» **WRITTEN PROBLEM**:
Answer these questions from the DryShips text below:
(a) What did many shippers take on to expand their fleets?
(b) What is the name of DryShips' majority-owned subsidiary?
(c) About how much debt is left for the shipping business alone?

» **TEXT SHOWN**:
*-*-*

Right around the time the housing market was red hot, so too, was the dry shipping industry. Credit was easy and many shippers thought the good times would never end. As such, many of them took on mountains of debt to expand their fleets. Now that shipping rates have fallen from the stratosphere, shippers are left dealing with an interest- and debt-payment hangover.

Calculating the debt and interest for shipping only
DryShips' financials are reported in combination with its majority-owned subsidiary, Ocean Rig UDW . Since Ocean Rig UDW is a public company, it's easy to back out the debt and interest expense for the subsidiary, and calculate the results of the shipping business alone.

DryShips last reported around $5.2 billion in debt, with $141 million in interest, finance, and other related expenses. From this, subtract out the Ocean Rig UDW debt and finance-related numbers.

Ocean Rig UDW ended the quarter with total debt of around $3.56 billion. Interest, finance, and other related expenses were around $111 million.

$5.2 billion minus $3.56 billion leaves around $1.64 billion in debt for the shipping business alone. For the finance-related expenses, $141 million minus $111 million leaves around $30 million.

*-*-*

» **DATA SEGMENT**:

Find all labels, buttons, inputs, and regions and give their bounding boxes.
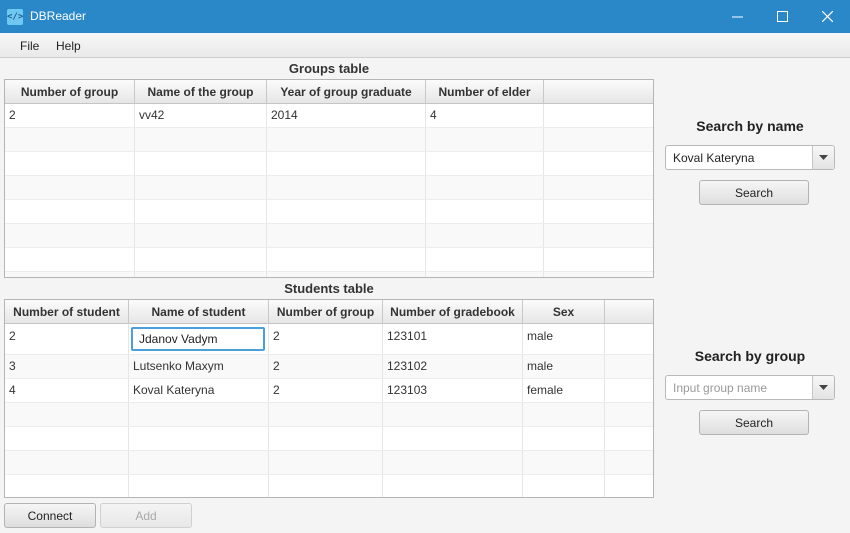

*-*-*

» **OUTPUT FOR THIS EXERCISE**:
(a) Mountains of debt.
(b) Ocean Rig UDW.
(c) Around $1.64 billion.